AIM: Locate each line in the records containing "wage". Copy it.
── INPUT MATERIAL ──
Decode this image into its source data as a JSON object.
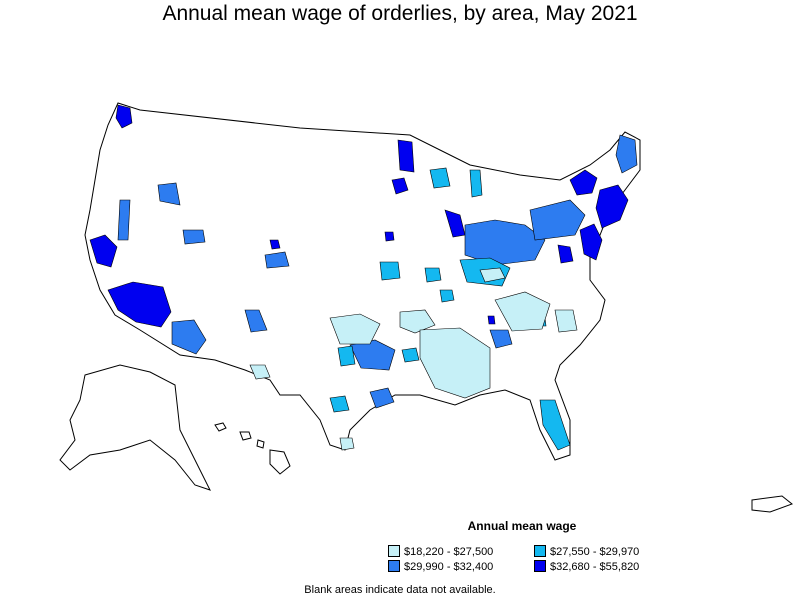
{
  "title": "Annual mean wage of orderlies, by area, May 2021",
  "legend": {
    "title": "Annual mean wage",
    "items": [
      {
        "label": "$18,220 - $27,500",
        "color": "#c6f0f7"
      },
      {
        "label": "$27,550 - $29,970",
        "color": "#14b8f0"
      },
      {
        "label": "$29,990 - $32,400",
        "color": "#2d7cf0"
      },
      {
        "label": "$32,680 - $55,820",
        "color": "#0000f0"
      }
    ]
  },
  "footnote": "Blank areas indicate data not available.",
  "colors": {
    "outline": "#000000",
    "blank": "#ffffff"
  }
}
───
REPLY TO THE TASK:
  "title": "Annual mean wage of orderlies, by area, May 2021",
    "title": "Annual mean wage",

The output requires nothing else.